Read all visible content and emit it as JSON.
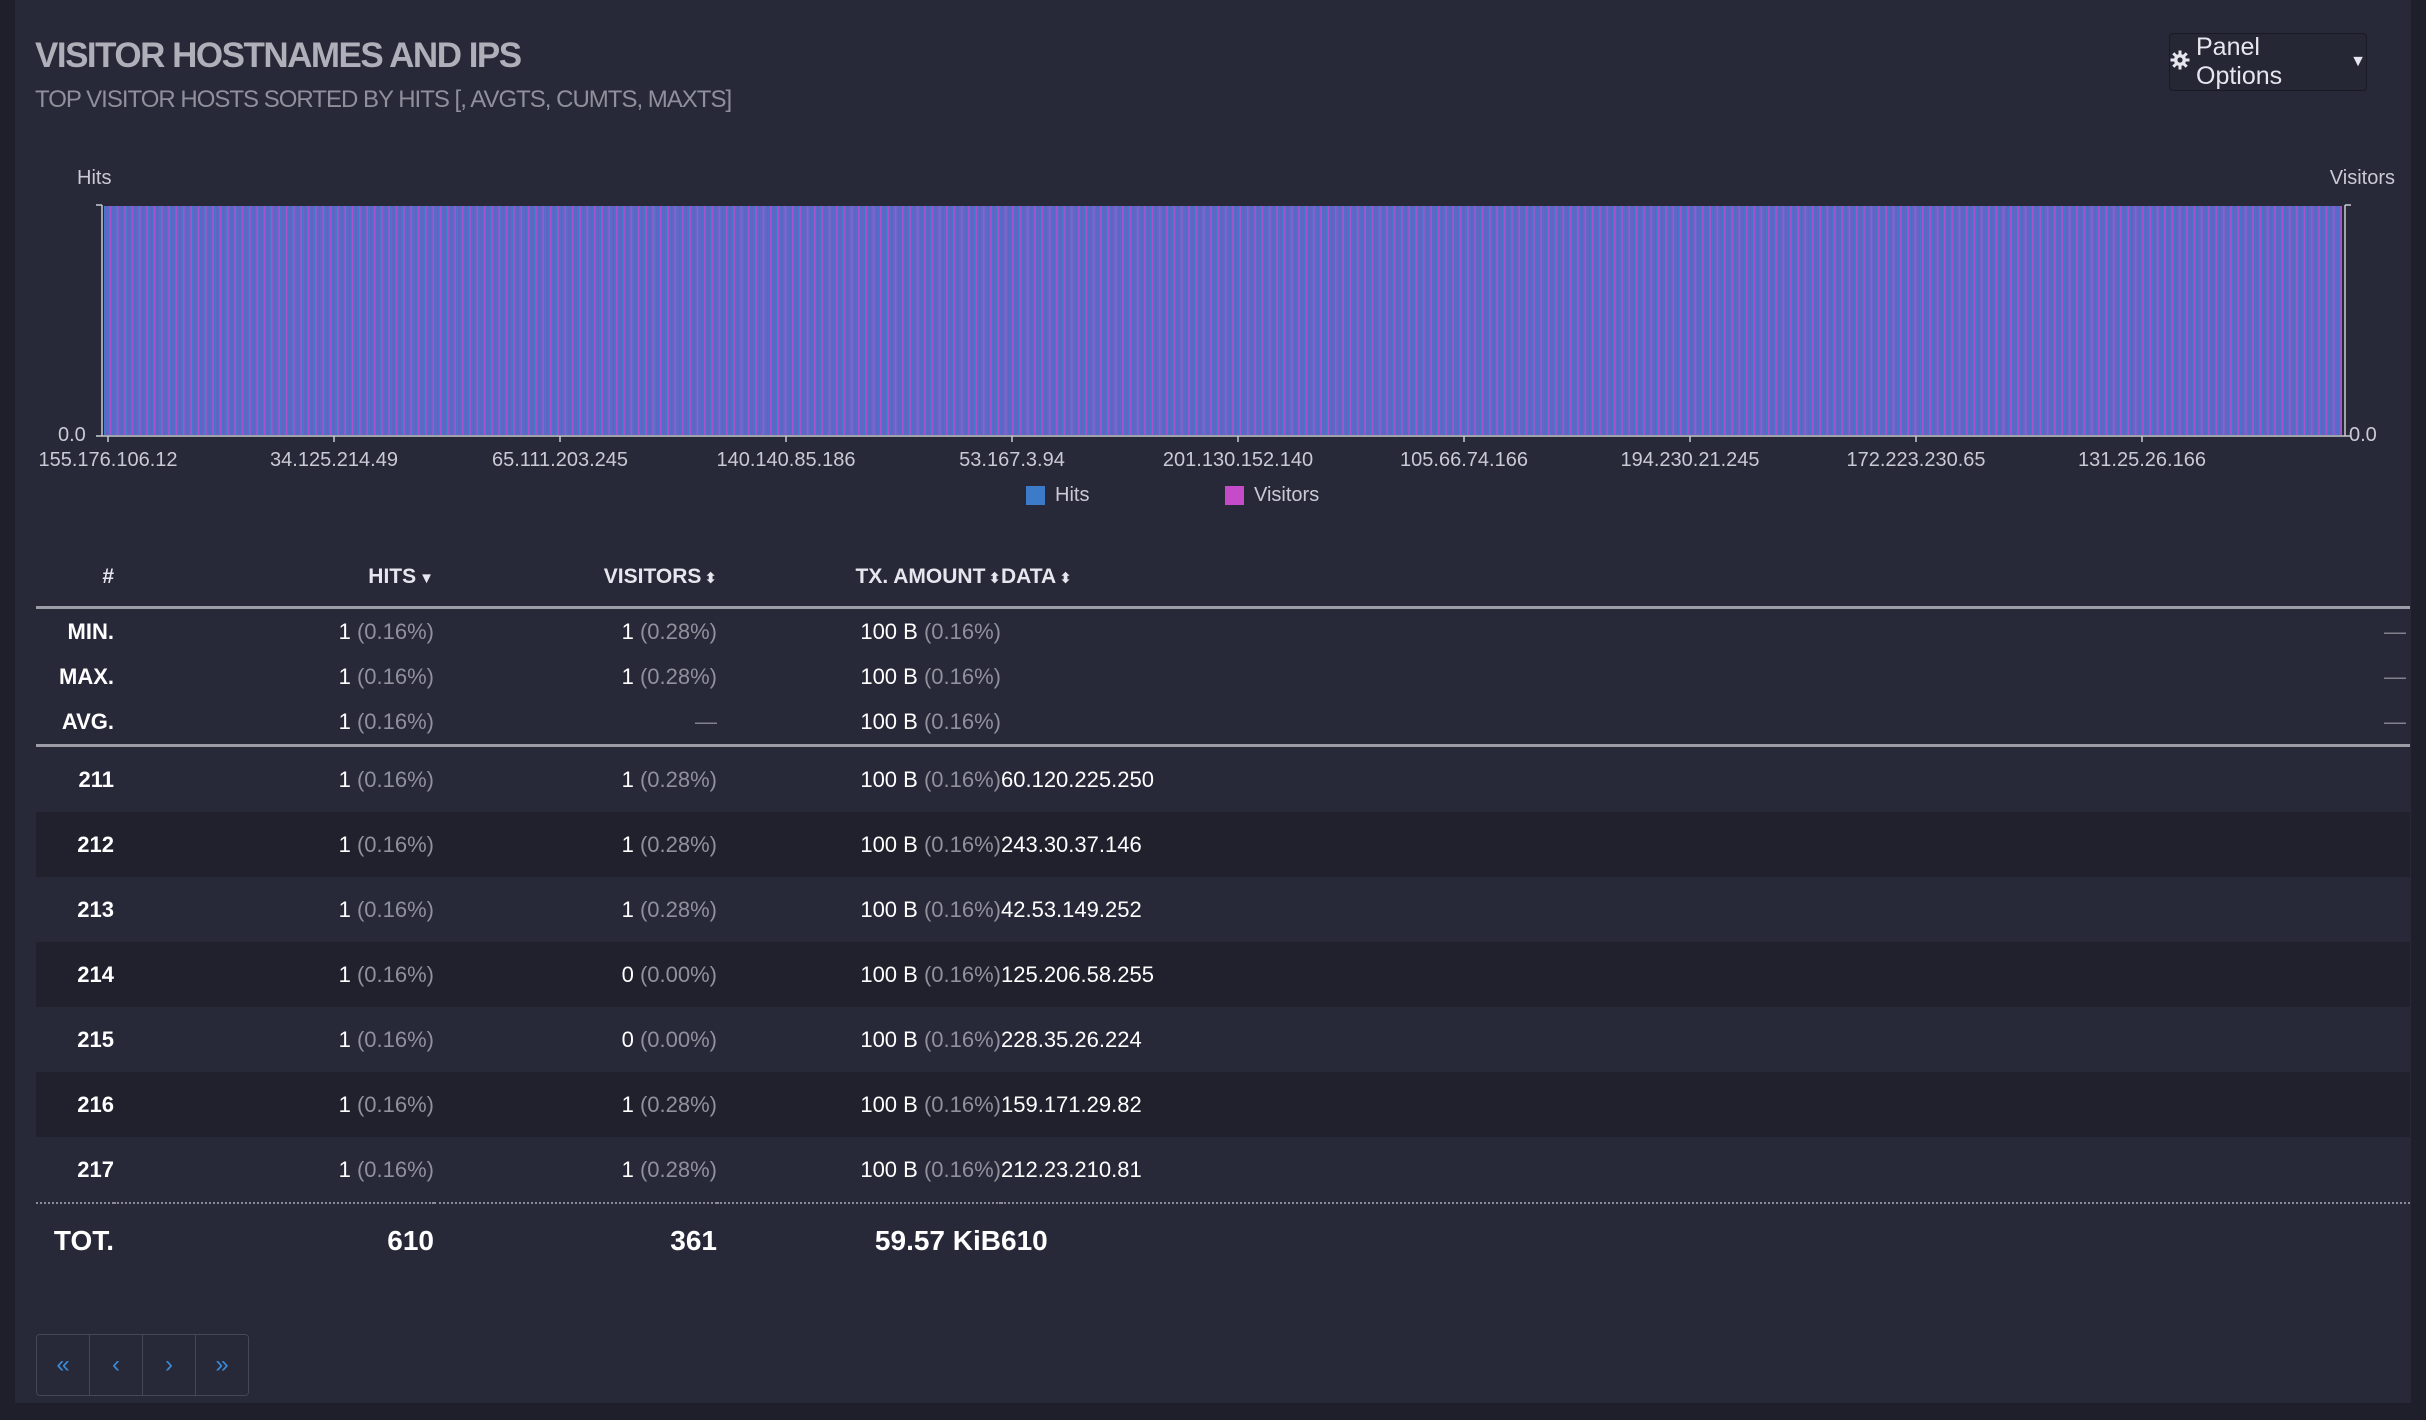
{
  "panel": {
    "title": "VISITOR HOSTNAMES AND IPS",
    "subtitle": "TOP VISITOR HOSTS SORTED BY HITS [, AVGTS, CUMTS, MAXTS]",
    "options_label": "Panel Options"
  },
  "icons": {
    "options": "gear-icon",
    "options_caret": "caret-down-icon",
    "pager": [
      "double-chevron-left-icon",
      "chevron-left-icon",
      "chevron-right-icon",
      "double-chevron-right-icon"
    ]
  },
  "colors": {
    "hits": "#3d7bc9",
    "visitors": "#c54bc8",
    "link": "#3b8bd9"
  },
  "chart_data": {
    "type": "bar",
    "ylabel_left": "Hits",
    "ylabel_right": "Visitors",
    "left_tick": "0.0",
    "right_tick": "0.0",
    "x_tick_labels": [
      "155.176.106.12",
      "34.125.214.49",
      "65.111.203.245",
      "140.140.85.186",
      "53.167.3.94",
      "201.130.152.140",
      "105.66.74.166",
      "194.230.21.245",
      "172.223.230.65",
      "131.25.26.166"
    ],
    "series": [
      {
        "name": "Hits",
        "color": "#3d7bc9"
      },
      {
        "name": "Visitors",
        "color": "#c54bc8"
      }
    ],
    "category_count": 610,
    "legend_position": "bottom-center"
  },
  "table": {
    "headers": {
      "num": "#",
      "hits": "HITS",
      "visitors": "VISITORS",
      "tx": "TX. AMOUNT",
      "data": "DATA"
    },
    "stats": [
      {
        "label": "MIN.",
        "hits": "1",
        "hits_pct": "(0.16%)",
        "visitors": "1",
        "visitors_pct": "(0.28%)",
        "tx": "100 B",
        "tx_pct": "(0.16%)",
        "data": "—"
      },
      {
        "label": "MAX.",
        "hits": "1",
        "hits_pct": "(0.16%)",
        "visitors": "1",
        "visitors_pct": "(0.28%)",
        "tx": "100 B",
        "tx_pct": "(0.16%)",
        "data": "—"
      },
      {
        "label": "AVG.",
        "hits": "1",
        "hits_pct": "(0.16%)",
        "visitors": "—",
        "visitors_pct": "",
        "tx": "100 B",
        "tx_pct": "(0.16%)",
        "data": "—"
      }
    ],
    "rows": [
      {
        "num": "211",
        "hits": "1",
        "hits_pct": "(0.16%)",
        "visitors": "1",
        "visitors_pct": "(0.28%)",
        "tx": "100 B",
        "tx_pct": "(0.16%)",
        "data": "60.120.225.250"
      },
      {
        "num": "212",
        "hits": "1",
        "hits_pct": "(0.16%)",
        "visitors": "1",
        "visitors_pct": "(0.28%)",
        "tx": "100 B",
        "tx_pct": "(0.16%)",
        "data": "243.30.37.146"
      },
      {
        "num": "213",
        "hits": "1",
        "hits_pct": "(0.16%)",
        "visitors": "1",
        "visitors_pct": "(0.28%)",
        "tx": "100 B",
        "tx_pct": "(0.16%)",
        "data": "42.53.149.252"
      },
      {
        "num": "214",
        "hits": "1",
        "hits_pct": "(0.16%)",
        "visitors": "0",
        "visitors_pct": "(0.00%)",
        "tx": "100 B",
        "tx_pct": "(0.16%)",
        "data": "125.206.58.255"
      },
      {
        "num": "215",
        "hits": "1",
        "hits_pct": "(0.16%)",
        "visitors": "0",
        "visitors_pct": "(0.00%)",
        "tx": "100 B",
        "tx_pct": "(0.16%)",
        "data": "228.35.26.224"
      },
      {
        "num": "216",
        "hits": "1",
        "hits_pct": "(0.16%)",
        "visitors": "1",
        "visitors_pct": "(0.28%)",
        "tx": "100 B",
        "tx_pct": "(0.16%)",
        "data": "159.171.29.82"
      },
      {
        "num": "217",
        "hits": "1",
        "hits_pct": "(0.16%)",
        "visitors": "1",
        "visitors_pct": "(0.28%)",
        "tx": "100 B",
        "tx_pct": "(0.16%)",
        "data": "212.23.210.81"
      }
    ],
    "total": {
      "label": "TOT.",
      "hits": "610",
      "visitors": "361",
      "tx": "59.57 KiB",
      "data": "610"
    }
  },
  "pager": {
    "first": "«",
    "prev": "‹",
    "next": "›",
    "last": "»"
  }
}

> [REQUIRED TASK]: Keep the pictures out and write out the records exactly.

> [EXERCISE OUTPUT]:
Read all visible content and emit it as JSON.
{
  "panel": {
    "title": "VISITOR HOSTNAMES AND IPS",
    "subtitle": "TOP VISITOR HOSTS SORTED BY HITS [, AVGTS, CUMTS, MAXTS]",
    "options_label": "Panel Options"
  },
  "icons": {
    "options": "gear-icon",
    "options_caret": "caret-down-icon",
    "pager": [
      "double-chevron-left-icon",
      "chevron-left-icon",
      "chevron-right-icon",
      "double-chevron-right-icon"
    ]
  },
  "colors": {
    "hits": "#3d7bc9",
    "visitors": "#c54bc8",
    "link": "#3b8bd9"
  },
  "chart_data": {
    "type": "bar",
    "ylabel_left": "Hits",
    "ylabel_right": "Visitors",
    "left_tick": "0.0",
    "right_tick": "0.0",
    "x_tick_labels": [
      "155.176.106.12",
      "34.125.214.49",
      "65.111.203.245",
      "140.140.85.186",
      "53.167.3.94",
      "201.130.152.140",
      "105.66.74.166",
      "194.230.21.245",
      "172.223.230.65",
      "131.25.26.166"
    ],
    "series": [
      {
        "name": "Hits",
        "color": "#3d7bc9"
      },
      {
        "name": "Visitors",
        "color": "#c54bc8"
      }
    ],
    "category_count": 610,
    "legend_position": "bottom-center"
  },
  "table": {
    "headers": {
      "num": "#",
      "hits": "HITS",
      "visitors": "VISITORS",
      "tx": "TX. AMOUNT",
      "data": "DATA"
    },
    "stats": [
      {
        "label": "MIN.",
        "hits": "1",
        "hits_pct": "(0.16%)",
        "visitors": "1",
        "visitors_pct": "(0.28%)",
        "tx": "100 B",
        "tx_pct": "(0.16%)",
        "data": "—"
      },
      {
        "label": "MAX.",
        "hits": "1",
        "hits_pct": "(0.16%)",
        "visitors": "1",
        "visitors_pct": "(0.28%)",
        "tx": "100 B",
        "tx_pct": "(0.16%)",
        "data": "—"
      },
      {
        "label": "AVG.",
        "hits": "1",
        "hits_pct": "(0.16%)",
        "visitors": "—",
        "visitors_pct": "",
        "tx": "100 B",
        "tx_pct": "(0.16%)",
        "data": "—"
      }
    ],
    "rows": [
      {
        "num": "211",
        "hits": "1",
        "hits_pct": "(0.16%)",
        "visitors": "1",
        "visitors_pct": "(0.28%)",
        "tx": "100 B",
        "tx_pct": "(0.16%)",
        "data": "60.120.225.250"
      },
      {
        "num": "212",
        "hits": "1",
        "hits_pct": "(0.16%)",
        "visitors": "1",
        "visitors_pct": "(0.28%)",
        "tx": "100 B",
        "tx_pct": "(0.16%)",
        "data": "243.30.37.146"
      },
      {
        "num": "213",
        "hits": "1",
        "hits_pct": "(0.16%)",
        "visitors": "1",
        "visitors_pct": "(0.28%)",
        "tx": "100 B",
        "tx_pct": "(0.16%)",
        "data": "42.53.149.252"
      },
      {
        "num": "214",
        "hits": "1",
        "hits_pct": "(0.16%)",
        "visitors": "0",
        "visitors_pct": "(0.00%)",
        "tx": "100 B",
        "tx_pct": "(0.16%)",
        "data": "125.206.58.255"
      },
      {
        "num": "215",
        "hits": "1",
        "hits_pct": "(0.16%)",
        "visitors": "0",
        "visitors_pct": "(0.00%)",
        "tx": "100 B",
        "tx_pct": "(0.16%)",
        "data": "228.35.26.224"
      },
      {
        "num": "216",
        "hits": "1",
        "hits_pct": "(0.16%)",
        "visitors": "1",
        "visitors_pct": "(0.28%)",
        "tx": "100 B",
        "tx_pct": "(0.16%)",
        "data": "159.171.29.82"
      },
      {
        "num": "217",
        "hits": "1",
        "hits_pct": "(0.16%)",
        "visitors": "1",
        "visitors_pct": "(0.28%)",
        "tx": "100 B",
        "tx_pct": "(0.16%)",
        "data": "212.23.210.81"
      }
    ],
    "total": {
      "label": "TOT.",
      "hits": "610",
      "visitors": "361",
      "tx": "59.57 KiB",
      "data": "610"
    }
  },
  "pager": {
    "first": "«",
    "prev": "‹",
    "next": "›",
    "last": "»"
  }
}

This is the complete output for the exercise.